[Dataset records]
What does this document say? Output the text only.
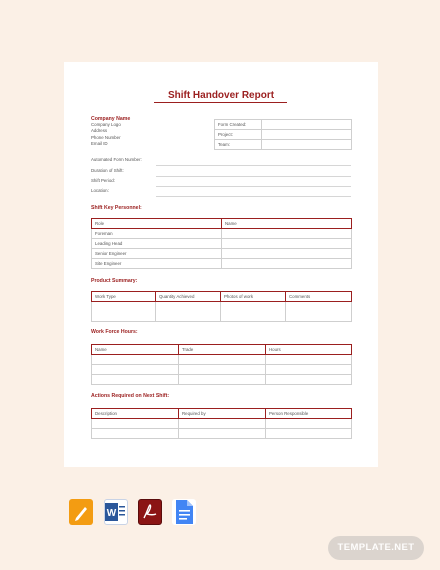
Shift Handover Report
Company Name
Company Logo
Address
Phone Number
Email ID
Form Created:	
Project:	
Team:	
Automated Form Number:
Duration of Shift:
Shift Period:
Location:
Shift Key Personnel:
Role	Name
Foreman	
Leading Head	
Senior Engineer	
Site Engineer	
Product Summary:
Work Type	Quantity Achieved	Photos of work	Comments

Work Force Hours:
Name	Trade	Hours

Actions Required on Next Shift:
Description	Required by	Person Responsible

W
TEMPLATE.NET
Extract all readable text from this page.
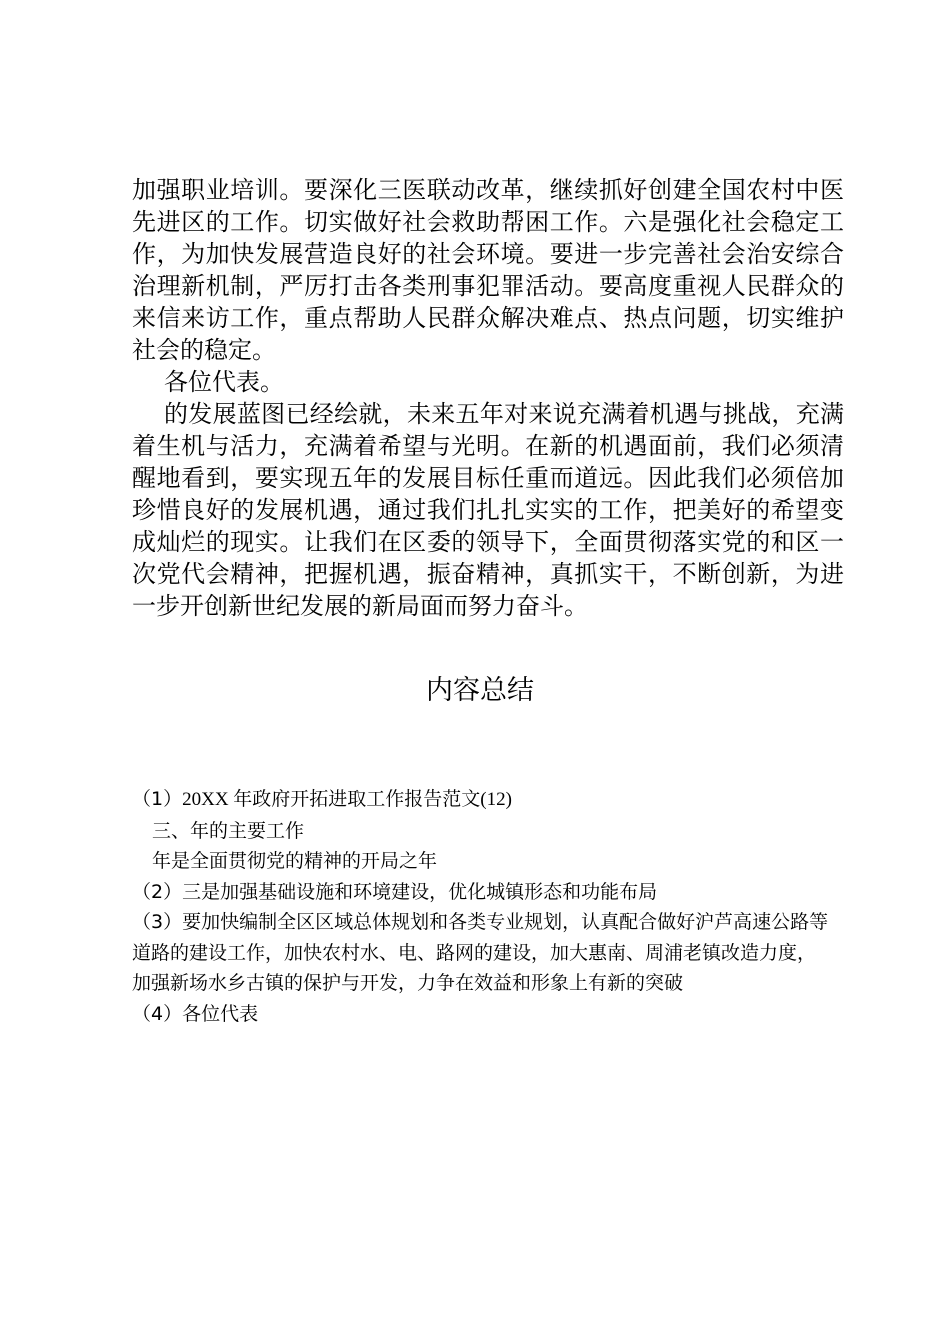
加强职业培训。要深化三医联动改革，继续抓好创建全国农村中医先进区的工作。切实做好社会救助帮困工作。六是强化社会稳定工作，为加快发展营造良好的社会环境。要进一步完善社会治安综合治理新机制，严厉打击各类刑事犯罪活动。要高度重视人民群众的来信来访工作，重点帮助人民群众解决难点、热点问题，切实维护社会的稳定。

各位代表。

的发展蓝图已经绘就，未来五年对来说充满着机遇与挑战，充满着生机与活力，充满着希望与光明。在新的机遇面前，我们必须清醒地看到，要实现五年的发展目标任重而道远。因此我们必须倍加珍惜良好的发展机遇，通过我们扎扎实实的工作，把美好的希望变成灿烂的现实。让我们在区委的领导下，全面贯彻落实党的和区一次党代会精神，把握机遇，振奋精神，真抓实干，不断创新，为进一步开创新世纪发展的新局面而努力奋斗。

内容总结

（1）20XX 年政府开拓进取工作报告范文(12)

三、年的主要工作

年是全面贯彻党的精神的开局之年

（2）三是加强基础设施和环境建设，优化城镇形态和功能布局

（3）要加快编制全区区域总体规划和各类专业规划，认真配合做好沪芦高速公路等道路的建设工作，加快农村水、电、路网的建设，加大惠南、周浦老镇改造力度，加强新场水乡古镇的保护与开发，力争在效益和形象上有新的突破

（4）各位代表
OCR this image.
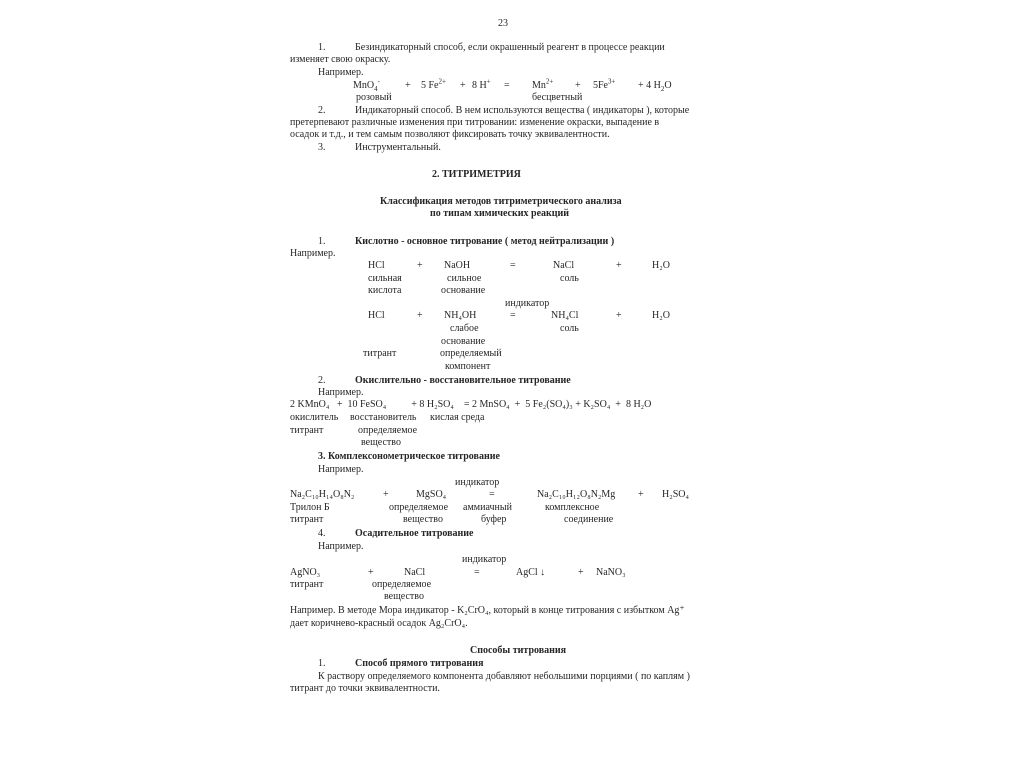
23
1.	Безиндикаторный способ, если окрашенный реагент в процессе реакции
изменяет свою окраску.
Например.
MnO$_4$-	+ 5 $Fe^{2+} + 8$ $H^+ = Mn^{2+} + 5Fe^{3+} + 4$ $H_2O$
розовый	бесцветный
2.	Индикаторный способ. В нем используются вещества ( индикаторы ), которые
претерпевают различные изменения при титровании: изменение окраски, выпадение в
осадок и т.д., и тем самым позволяют фиксировать точку эквивалентности.
3.	Инструментальный.
2. ТИТРИМЕТРИЯ
Классификация методов титриметрического анализа
по типам химических реакций
1.	Кислотно - основное титрование ( метод нейтрализации )
Например.
HCl	+ NaOH	=	NaCl	+	H₂O
сильная	сильное	соль
кислота	основание
индикатор
HCl	+ NH₄OH	=	NH₄Cl	+	H₂O
слабое	соль
основание
титрант	определяемый
компонент
2.	Окислительно - восстановительное титрование
Например.
2 KMnO₄   +  10 FeSO₄          + 8 H₂SO₄    = 2 MnSO₄  +  5 Fe₂(SO₄)₃ + K₂SO₄  +  8 H₂O
окислитель восстановитель кислая среда
титрант	определяемое
вещество
3. Комплексонометрическое титрование
Например.
индикатор
Na₂C₁₀H₁₄O₈N₂	+	MgSO₄	=	Na₂C₁₀H₁₂O₈N₂Mg + H₂SO₄
Трилон Б	определяемое аммиачный	комплексное
титрант	вещество	буфер	соединение
4.	Осадительное титрование
Например.
индикатор
AgNO₃	+	NaCl	=	AgCl ↓	+ NaNO₃
титрант	определяемое
вещество
Например. В методе Мора индикатор - K₂CrO₄, который в конце титрования с избытком Ag⁺
дает коричнево-красный осадок Ag₂CrO₄.
Способы титрования
1.	Способ прямого титрования
К раствору определяемого компонента добавляют небольшими порциями ( по каплям )
титрант до точки эквивалентности.
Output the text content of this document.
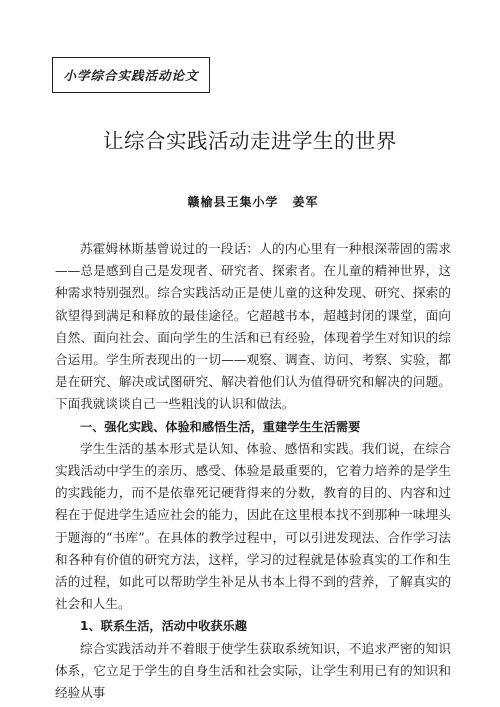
小学综合实践活动论文
让综合实践活动走进学生的世界
赣榆县王集小学 姜军

苏霍姆林斯基曾说过的一段话：人的内心里有一种根深蒂固的需求——总是感到自己是发现者、研究者、探索者。在儿童的精神世界，这种需求特别强烈。综合实践活动正是使儿童的这种发现、研究、探索的欲望得到满足和释放的最佳途径。它超越书本，超越封闭的课堂，面向自然、面向社会、面向学生的生活和已有经验，体现着学生对知识的综合运用。学生所表现出的一切——观察、调查、访问、考察、实验，都是在研究、解决或试图研究、解决着他们认为值得研究和解决的问题。下面我就谈谈自己一些粗浅的认识和做法。

一、强化实践、体验和感悟生活，重建学生生活需要

学生生活的基本形式是认知、体验、感悟和实践。我们说，在综合实践活动中学生的亲历、感受、体验是最重要的，它着力培养的是学生的实践能力，而不是依靠死记硬背得来的分数，教育的目的、内容和过程在于促进学生适应社会的能力，因此在这里根本找不到那种一味埋头于题海的“书库”。在具体的教学过程中，可以引进发现法、合作学习法和各种有价值的研究方法，这样，学习的过程就是体验真实的工作和生活的过程，如此可以帮助学生补足从书本上得不到的营养，了解真实的社会和人生。

1、联系生活，活动中收获乐趣

综合实践活动并不着眼于使学生获取系统知识，不追求严密的知识体系，它立足于学生的自身生活和社会实际，让学生利用已有的知识和经验从事
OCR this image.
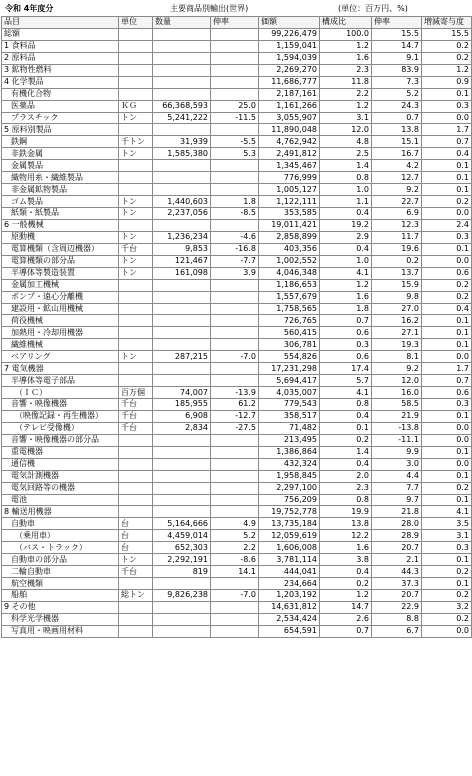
令和 4年度分	主要商品別輸出(世界)	(単位：百万円、%)
品目	単位	数量	伸率	価額	構成比	伸率	増減寄与度
総額				99,226,479	100.0	15.5	15.5
1 食料品				1,159,041	1.2	14.7	0.2
2 原料品				1,594,039	1.6	9.1	0.2
3 鉱物性燃料				2,269,270	2.3	83.9	1.2
4 化学製品				11,686,777	11.8	7.3	0.9
有機化合物				2,187,161	2.2	5.2	0.1
医薬品	ＫＧ	66,368,593	25.0	1,161,266	1.2	24.3	0.3
プラスチック	トン	5,241,222	-11.5	3,055,907	3.1	0.7	0.0
5 原料別製品				11,890,048	12.0	13.8	1.7
鉄鋼	千トン	31,939	-5.5	4,762,942	4.8	15.1	0.7
非鉄金属	トン	1,585,380	5.3	2,491,812	2.5	16.7	0.4
金属製品				1,345,467	1.4	4.2	0.1
織物用糸・繊維製品				776,999	0.8	12.7	0.1
非金属鉱物製品				1,005,127	1.0	9.2	0.1
ゴム製品	トン	1,440,603	1.8	1,122,111	1.1	22.7	0.2
紙類・紙製品	トン	2,237,056	-8.5	353,585	0.4	6.9	0.0
6 一般機械				19,011,421	19.2	12.3	2.4
原動機	トン	1,236,234	-4.6	2,858,899	2.9	11.7	0.3
電算機類（含周辺機器）	千台	9,853	-16.8	403,356	0.4	19.6	0.1
電算機類の部分品	トン	121,467	-7.7	1,002,552	1.0	0.2	0.0
半導体等製造装置	トン	161,098	3.9	4,046,348	4.1	13.7	0.6
金属加工機械				1,186,653	1.2	15.9	0.2
ポンプ・遠心分離機				1,557,679	1.6	9.8	0.2
建設用・鉱山用機械				1,758,565	1.8	27.0	0.4
荷役機械				726,765	0.7	16.2	0.1
加熱用・冷却用機器				560,415	0.6	27.1	0.1
繊維機械				306,781	0.3	19.3	0.1
ベアリング	トン	287,215	-7.0	554,826	0.6	8.1	0.0
7 電気機器				17,231,298	17.4	9.2	1.7
半導体等電子部品				5,694,417	5.7	12.0	0.7
（ＩＣ）	百万個	74,007	-13.9	4,035,007	4.1	16.0	0.6
音響・映像機器	千台	185,955	61.2	779,543	0.8	58.5	0.3
（映像記録・再生機器）	千台	6,908	-12.7	358,517	0.4	21.9	0.1
（テレビ受像機）	千台	2,834	-27.5	71,482	0.1	-13.8	0.0
音響・映像機器の部分品				213,495	0.2	-11.1	0.0
重電機器				1,386,864	1.4	9.9	0.1
通信機				432,324	0.4	3.0	0.0
電気計測機器				1,958,845	2.0	4.4	0.1
電気回路等の機器				2,297,100	2.3	7.7	0.2
電池				756,209	0.8	9.7	0.1
8 輸送用機器				19,752,778	19.9	21.8	4.1
自動車	台	5,164,666	4.9	13,735,184	13.8	28.0	3.5
（乗用車）	台	4,459,014	5.2	12,059,619	12.2	28.9	3.1
（バス・トラック）	台	652,303	2.2	1,606,008	1.6	20.7	0.3
自動車の部分品	トン	2,292,191	-8.6	3,781,114	3.8	2.1	0.1
二輪自動車	千台	819	14.1	444,041	0.4	44.3	0.2
航空機類				234,664	0.2	37.3	0.1
船舶	総トン	9,826,238	-7.0	1,203,192	1.2	20.7	0.2
9 その他				14,631,812	14.7	22.9	3.2
科学光学機器				2,534,424	2.6	8.8	0.2
写真用・映画用材料				654,591	0.7	6.7	0.0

→ Your objective: Each line that holds the word "Form" is to be copied.

→ Exercise output:
Form Created:	
Automated Form Number:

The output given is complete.